* **Set exercise**: Locate the word "into" in the entries below, then gather every line that holds it.

Collected data entries:
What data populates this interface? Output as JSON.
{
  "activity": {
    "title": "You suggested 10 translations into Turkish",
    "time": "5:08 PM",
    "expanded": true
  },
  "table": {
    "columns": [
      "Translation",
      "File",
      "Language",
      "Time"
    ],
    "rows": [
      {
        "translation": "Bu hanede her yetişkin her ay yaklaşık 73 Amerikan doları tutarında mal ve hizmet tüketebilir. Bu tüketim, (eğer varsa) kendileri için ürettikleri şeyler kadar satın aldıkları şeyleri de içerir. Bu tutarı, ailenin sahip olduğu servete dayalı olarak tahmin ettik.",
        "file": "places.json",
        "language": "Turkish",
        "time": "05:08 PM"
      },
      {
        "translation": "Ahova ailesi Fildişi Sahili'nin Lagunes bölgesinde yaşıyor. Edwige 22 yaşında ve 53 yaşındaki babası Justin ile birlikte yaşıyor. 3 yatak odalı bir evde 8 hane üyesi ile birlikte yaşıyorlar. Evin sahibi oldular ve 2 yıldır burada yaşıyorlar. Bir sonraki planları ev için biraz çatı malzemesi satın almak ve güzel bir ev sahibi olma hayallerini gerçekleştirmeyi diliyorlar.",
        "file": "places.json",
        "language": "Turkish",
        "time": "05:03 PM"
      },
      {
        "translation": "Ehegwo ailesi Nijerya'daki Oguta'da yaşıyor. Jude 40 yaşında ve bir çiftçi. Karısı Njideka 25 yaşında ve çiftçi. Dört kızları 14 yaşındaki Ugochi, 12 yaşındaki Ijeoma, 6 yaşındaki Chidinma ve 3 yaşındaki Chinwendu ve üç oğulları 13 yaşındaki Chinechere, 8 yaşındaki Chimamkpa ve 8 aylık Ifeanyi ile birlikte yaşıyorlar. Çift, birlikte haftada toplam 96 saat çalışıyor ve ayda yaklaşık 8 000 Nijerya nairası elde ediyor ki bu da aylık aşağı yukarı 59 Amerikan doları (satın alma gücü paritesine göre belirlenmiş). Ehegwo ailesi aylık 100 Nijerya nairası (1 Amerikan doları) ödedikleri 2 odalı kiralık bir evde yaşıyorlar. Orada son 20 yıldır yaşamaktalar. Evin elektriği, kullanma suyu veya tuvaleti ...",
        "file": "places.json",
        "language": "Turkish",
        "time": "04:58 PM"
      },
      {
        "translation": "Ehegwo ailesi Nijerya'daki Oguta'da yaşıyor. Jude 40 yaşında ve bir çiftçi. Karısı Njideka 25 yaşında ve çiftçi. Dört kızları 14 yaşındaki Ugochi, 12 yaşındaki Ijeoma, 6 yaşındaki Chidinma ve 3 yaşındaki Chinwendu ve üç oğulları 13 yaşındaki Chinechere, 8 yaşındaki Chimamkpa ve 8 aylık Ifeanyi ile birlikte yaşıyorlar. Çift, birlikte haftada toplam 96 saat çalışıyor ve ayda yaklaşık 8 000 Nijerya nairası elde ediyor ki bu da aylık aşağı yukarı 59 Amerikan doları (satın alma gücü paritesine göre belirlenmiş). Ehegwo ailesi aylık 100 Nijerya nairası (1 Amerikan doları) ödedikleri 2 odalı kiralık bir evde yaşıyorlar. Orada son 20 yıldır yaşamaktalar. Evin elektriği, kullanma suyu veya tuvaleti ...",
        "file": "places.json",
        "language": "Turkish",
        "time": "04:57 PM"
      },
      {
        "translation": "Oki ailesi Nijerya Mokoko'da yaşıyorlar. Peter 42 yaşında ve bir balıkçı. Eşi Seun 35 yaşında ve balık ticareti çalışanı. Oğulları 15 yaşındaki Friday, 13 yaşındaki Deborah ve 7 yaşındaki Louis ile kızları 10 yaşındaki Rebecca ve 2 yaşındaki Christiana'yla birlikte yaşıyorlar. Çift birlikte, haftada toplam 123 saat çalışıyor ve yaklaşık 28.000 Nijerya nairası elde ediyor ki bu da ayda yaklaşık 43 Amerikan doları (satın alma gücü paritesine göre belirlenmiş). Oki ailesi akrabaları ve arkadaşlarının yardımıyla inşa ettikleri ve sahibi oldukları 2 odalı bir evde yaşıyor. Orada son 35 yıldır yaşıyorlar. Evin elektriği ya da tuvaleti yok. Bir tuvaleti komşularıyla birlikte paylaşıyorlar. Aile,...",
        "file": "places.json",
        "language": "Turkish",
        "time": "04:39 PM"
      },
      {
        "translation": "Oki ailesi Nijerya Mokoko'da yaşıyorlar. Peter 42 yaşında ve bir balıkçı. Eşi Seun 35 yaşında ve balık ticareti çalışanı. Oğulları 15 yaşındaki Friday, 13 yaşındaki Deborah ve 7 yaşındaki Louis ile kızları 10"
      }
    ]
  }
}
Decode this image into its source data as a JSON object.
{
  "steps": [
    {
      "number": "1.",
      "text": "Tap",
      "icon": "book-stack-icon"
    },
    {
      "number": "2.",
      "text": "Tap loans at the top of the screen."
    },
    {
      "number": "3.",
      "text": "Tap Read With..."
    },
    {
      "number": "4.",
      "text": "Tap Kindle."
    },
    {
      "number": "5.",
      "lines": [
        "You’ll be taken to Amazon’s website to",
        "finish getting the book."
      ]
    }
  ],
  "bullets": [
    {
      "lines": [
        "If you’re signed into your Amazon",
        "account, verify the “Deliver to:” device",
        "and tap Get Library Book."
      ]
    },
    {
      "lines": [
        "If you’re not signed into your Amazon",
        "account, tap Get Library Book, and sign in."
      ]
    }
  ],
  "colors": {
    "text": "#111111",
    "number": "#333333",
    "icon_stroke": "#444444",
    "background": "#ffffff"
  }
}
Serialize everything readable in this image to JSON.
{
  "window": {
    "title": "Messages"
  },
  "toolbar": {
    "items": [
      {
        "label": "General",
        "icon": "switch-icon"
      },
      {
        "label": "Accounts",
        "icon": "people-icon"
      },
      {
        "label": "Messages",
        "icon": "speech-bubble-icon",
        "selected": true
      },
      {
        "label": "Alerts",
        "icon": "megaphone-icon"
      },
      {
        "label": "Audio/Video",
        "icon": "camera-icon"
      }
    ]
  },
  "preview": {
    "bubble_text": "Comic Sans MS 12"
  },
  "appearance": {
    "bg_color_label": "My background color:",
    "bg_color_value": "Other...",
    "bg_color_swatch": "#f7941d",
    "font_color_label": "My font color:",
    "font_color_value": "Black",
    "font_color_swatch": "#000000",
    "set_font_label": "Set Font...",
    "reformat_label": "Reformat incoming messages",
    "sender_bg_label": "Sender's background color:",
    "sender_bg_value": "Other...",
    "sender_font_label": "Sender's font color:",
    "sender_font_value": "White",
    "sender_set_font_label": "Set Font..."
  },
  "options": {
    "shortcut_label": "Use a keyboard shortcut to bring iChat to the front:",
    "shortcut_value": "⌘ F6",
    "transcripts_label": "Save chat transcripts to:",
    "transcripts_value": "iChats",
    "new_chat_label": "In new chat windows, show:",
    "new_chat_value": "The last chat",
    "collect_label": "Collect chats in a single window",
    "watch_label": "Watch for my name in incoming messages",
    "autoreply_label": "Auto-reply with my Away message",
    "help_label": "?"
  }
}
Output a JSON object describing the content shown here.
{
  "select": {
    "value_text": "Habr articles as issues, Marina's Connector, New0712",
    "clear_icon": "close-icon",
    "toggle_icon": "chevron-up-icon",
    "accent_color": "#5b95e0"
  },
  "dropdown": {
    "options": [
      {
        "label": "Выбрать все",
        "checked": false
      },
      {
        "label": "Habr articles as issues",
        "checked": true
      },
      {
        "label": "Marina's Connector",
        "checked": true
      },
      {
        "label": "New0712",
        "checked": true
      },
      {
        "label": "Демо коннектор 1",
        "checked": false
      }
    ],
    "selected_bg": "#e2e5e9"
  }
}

* **Solution for this task**:
    "title": "You suggested 10 translations into Turkish",
Decode this image into its source data as a JSON object.
        "If you’re signed into your Amazon",
        "If you’re not signed into your Amazon",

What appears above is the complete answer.